[Start DATA SUPPLIED]

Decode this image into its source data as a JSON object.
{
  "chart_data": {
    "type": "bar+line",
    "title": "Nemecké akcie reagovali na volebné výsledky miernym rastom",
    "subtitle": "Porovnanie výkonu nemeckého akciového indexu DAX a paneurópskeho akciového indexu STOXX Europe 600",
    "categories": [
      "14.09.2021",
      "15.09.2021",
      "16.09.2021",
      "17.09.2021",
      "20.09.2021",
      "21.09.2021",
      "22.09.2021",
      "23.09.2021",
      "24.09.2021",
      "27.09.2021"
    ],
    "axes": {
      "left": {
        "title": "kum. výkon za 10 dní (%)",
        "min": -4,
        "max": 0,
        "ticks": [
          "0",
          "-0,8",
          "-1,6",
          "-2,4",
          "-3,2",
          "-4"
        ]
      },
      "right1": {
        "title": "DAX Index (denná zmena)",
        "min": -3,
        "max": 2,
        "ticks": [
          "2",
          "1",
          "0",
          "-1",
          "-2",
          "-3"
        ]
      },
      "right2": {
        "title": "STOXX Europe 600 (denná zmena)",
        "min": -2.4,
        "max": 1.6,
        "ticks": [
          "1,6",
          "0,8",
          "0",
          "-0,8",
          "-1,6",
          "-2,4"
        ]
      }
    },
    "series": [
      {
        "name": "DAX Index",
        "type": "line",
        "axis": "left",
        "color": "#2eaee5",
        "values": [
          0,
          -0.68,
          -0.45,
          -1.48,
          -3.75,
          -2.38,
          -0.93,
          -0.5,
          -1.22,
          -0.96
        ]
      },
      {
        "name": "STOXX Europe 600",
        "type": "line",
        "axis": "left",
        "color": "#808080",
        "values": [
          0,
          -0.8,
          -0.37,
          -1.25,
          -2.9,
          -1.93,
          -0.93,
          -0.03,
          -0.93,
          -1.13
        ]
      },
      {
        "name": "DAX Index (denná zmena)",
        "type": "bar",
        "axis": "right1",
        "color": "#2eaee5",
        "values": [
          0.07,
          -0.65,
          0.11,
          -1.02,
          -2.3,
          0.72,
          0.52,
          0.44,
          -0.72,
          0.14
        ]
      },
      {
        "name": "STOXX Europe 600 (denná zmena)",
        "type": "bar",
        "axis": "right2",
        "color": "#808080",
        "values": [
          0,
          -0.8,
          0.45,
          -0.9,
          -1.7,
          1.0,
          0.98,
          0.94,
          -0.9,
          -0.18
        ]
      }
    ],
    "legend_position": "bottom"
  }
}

[End DATA SUPPLIED]

INSTRUCTIONS TO FOLLOW: State how many lines of the listing include "name", and nothing more.

SOLUTION: 4